STATED EXERCISE: Take from the listing each line that has the string "this".

DATA SHOWN:
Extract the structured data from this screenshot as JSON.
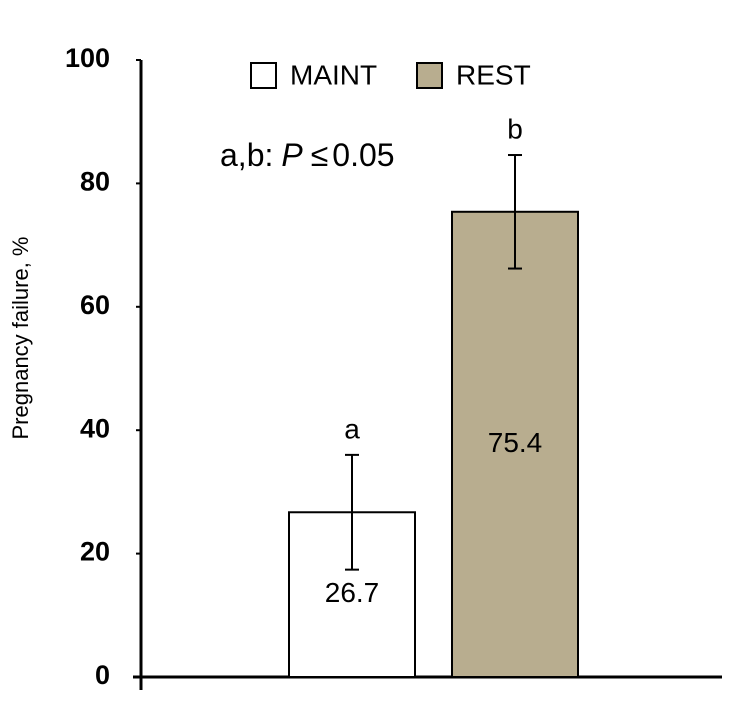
{
  "chart_data": {
    "type": "bar",
    "categories": [
      null
    ],
    "series": [
      {
        "name": "MAINT",
        "color": "#ffffff",
        "values": [
          26.7
        ],
        "errors": [
          9.3
        ],
        "annotations": [
          "a"
        ]
      },
      {
        "name": "REST",
        "color": "#b8ad8f",
        "values": [
          75.4
        ],
        "errors": [
          9.2
        ],
        "annotations": [
          "b"
        ]
      }
    ],
    "note": [
      "a,b:",
      "P",
      "≤",
      "0.05"
    ],
    "y_label": "Pregnancy failure, %",
    "ylim": [
      0,
      100
    ],
    "yticks": [
      0,
      20,
      40,
      60,
      80,
      100
    ],
    "legend": "top"
  }
}
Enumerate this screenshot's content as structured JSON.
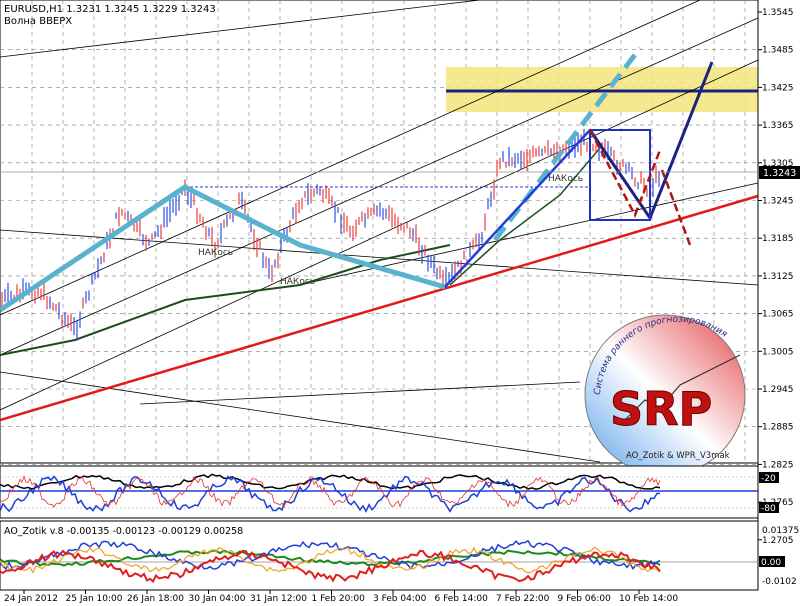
{
  "symbol_line": "EURUSD,H1  1.3231 1.3245 1.3229 1.3243",
  "strategy_label": "Волна ВВЕРХ",
  "current_price": "1.3243",
  "price_axis": [
    "1.3545",
    "1.3485",
    "1.3425",
    "1.3365",
    "1.3305",
    "1.3245",
    "1.3185",
    "1.3125",
    "1.3065",
    "1.3005",
    "1.2945",
    "1.2885",
    "1.2825",
    "1.2765",
    "1.2705"
  ],
  "time_axis": [
    "24 Jan 2012",
    "25 Jan 10:00",
    "26 Jan 18:00",
    "30 Jan 04:00",
    "31 Jan 12:00",
    "1 Feb 20:00",
    "3 Feb 04:00",
    "6 Feb 14:00",
    "7 Feb 22:00",
    "9 Feb 06:00",
    "10 Feb 14:00"
  ],
  "annotations": [
    "НАКось",
    "НАКось",
    "НАКось"
  ],
  "wpr_panel": {
    "levels": [
      "-20",
      "-80"
    ]
  },
  "ao_panel": {
    "label": "AO_Zotik v.8 -0.00135 -0.00123 -0.00129 0.00258",
    "levels": [
      "0.01375",
      "0.00",
      "-0.0102"
    ]
  },
  "logo": {
    "title": "SRP",
    "arc_text": "Система раннего прогнозирования",
    "bottom_text": "AO_Zotik & WPR_V3mak"
  },
  "colors": {
    "grid": "#808080",
    "bull": "#1f3fd8",
    "bear": "#e03030",
    "pattern": "#59b3cf",
    "support": "#e31a1a",
    "zone": "#f4e47a",
    "target": "#1a237e"
  }
}
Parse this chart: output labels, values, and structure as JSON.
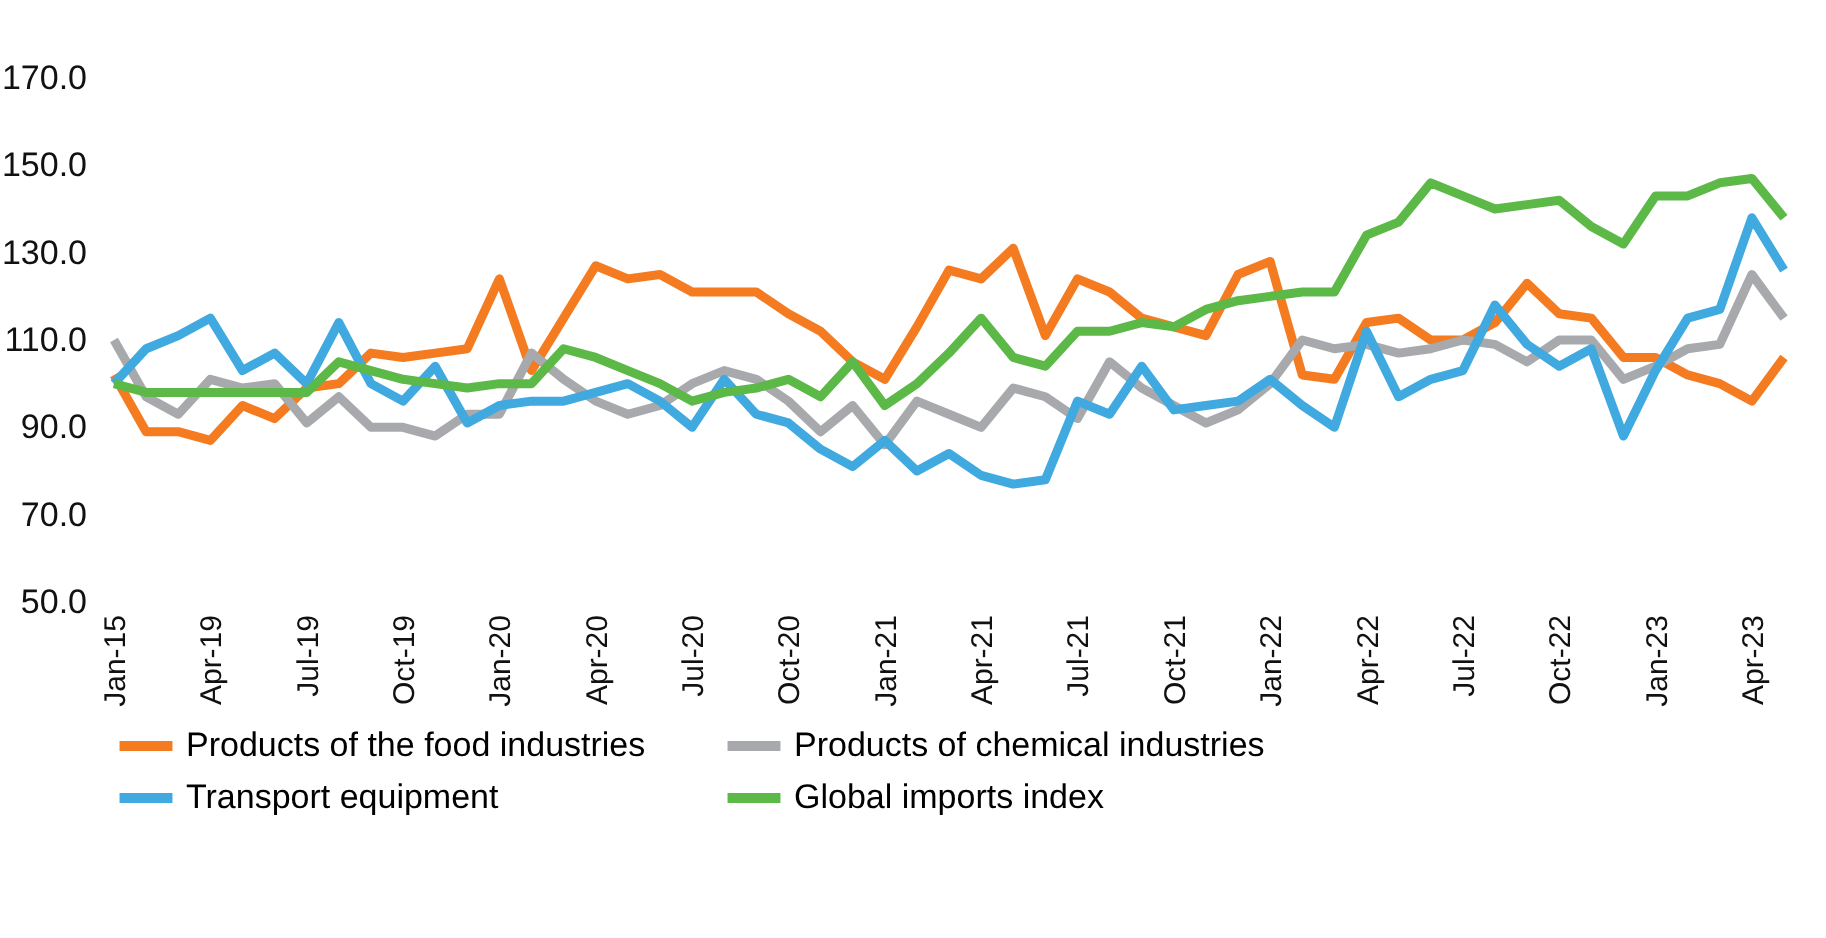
{
  "chart_data": {
    "type": "line",
    "categories": [
      "Jan-15",
      null,
      null,
      "Apr-19",
      null,
      null,
      "Jul-19",
      null,
      null,
      "Oct-19",
      null,
      null,
      "Jan-20",
      null,
      null,
      "Apr-20",
      null,
      null,
      "Jul-20",
      null,
      null,
      "Oct-20",
      null,
      null,
      "Jan-21",
      null,
      null,
      "Apr-21",
      null,
      null,
      "Jul-21",
      null,
      null,
      "Oct-21",
      null,
      null,
      "Jan-22",
      null,
      null,
      "Apr-22",
      null,
      null,
      "Jul-22",
      null,
      null,
      "Oct-22",
      null,
      null,
      "Jan-23",
      null,
      null,
      "Apr-23",
      null
    ],
    "series": [
      {
        "name": "Products of the food industries",
        "color": "#f47b20",
        "values": [
          102,
          89,
          89,
          87,
          95,
          92,
          99,
          100,
          107,
          106,
          107,
          108,
          124,
          103,
          115,
          127,
          124,
          125,
          121,
          121,
          121,
          116,
          112,
          105,
          101,
          113,
          126,
          124,
          131,
          111,
          124,
          121,
          115,
          113,
          111,
          125,
          128,
          102,
          101,
          114,
          115,
          110,
          110,
          114,
          123,
          116,
          115,
          106,
          106,
          102,
          100,
          96,
          106
        ]
      },
      {
        "name": "Products of chemical industries",
        "color": "#a7a9ac",
        "values": [
          110,
          97,
          93,
          101,
          99,
          100,
          91,
          97,
          90,
          90,
          88,
          93,
          93,
          107,
          101,
          96,
          93,
          95,
          100,
          103,
          101,
          96,
          89,
          95,
          86,
          96,
          93,
          90,
          99,
          97,
          92,
          105,
          99,
          95,
          91,
          94,
          100,
          110,
          108,
          109,
          107,
          108,
          110,
          109,
          105,
          110,
          110,
          101,
          104,
          108,
          109,
          125,
          115
        ]
      },
      {
        "name": "Transport equipment",
        "color": "#3fa9e0",
        "values": [
          100,
          108,
          111,
          115,
          103,
          107,
          100,
          114,
          100,
          96,
          104,
          91,
          95,
          96,
          96,
          98,
          100,
          96,
          90,
          101,
          93,
          91,
          85,
          81,
          87,
          80,
          84,
          79,
          77,
          78,
          96,
          93,
          104,
          94,
          95,
          96,
          101,
          95,
          90,
          112,
          97,
          101,
          103,
          118,
          109,
          104,
          108,
          88,
          103,
          115,
          117,
          138,
          126
        ]
      },
      {
        "name": "Global imports index",
        "color": "#5cb947",
        "values": [
          100,
          98,
          98,
          98,
          98,
          98,
          98,
          105,
          103,
          101,
          100,
          99,
          100,
          100,
          108,
          106,
          103,
          100,
          96,
          98,
          99,
          101,
          97,
          105,
          95,
          100,
          107,
          115,
          106,
          104,
          112,
          112,
          114,
          113,
          117,
          119,
          120,
          121,
          121,
          134,
          137,
          146,
          143,
          140,
          141,
          142,
          136,
          132,
          143,
          143,
          146,
          147,
          138
        ]
      }
    ],
    "ylim": [
      50,
      170
    ],
    "yticks": [
      {
        "value": 50,
        "label": "50.0"
      },
      {
        "value": 70,
        "label": "70.0"
      },
      {
        "value": 90,
        "label": "90.0"
      },
      {
        "value": 110,
        "label": "110.0"
      },
      {
        "value": 130,
        "label": "130.0"
      },
      {
        "value": 150,
        "label": "150.0"
      },
      {
        "value": 170,
        "label": "170.0"
      }
    ],
    "grid": false,
    "legend": "bottom",
    "marker": "none",
    "line_style": "solid"
  }
}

OUTPUT BELOW:
Extract the structured data from this screenshot as JSON.
Enumerate this screenshot's content as structured JSON.
Parse this chart: output labels, values, and structure as JSON.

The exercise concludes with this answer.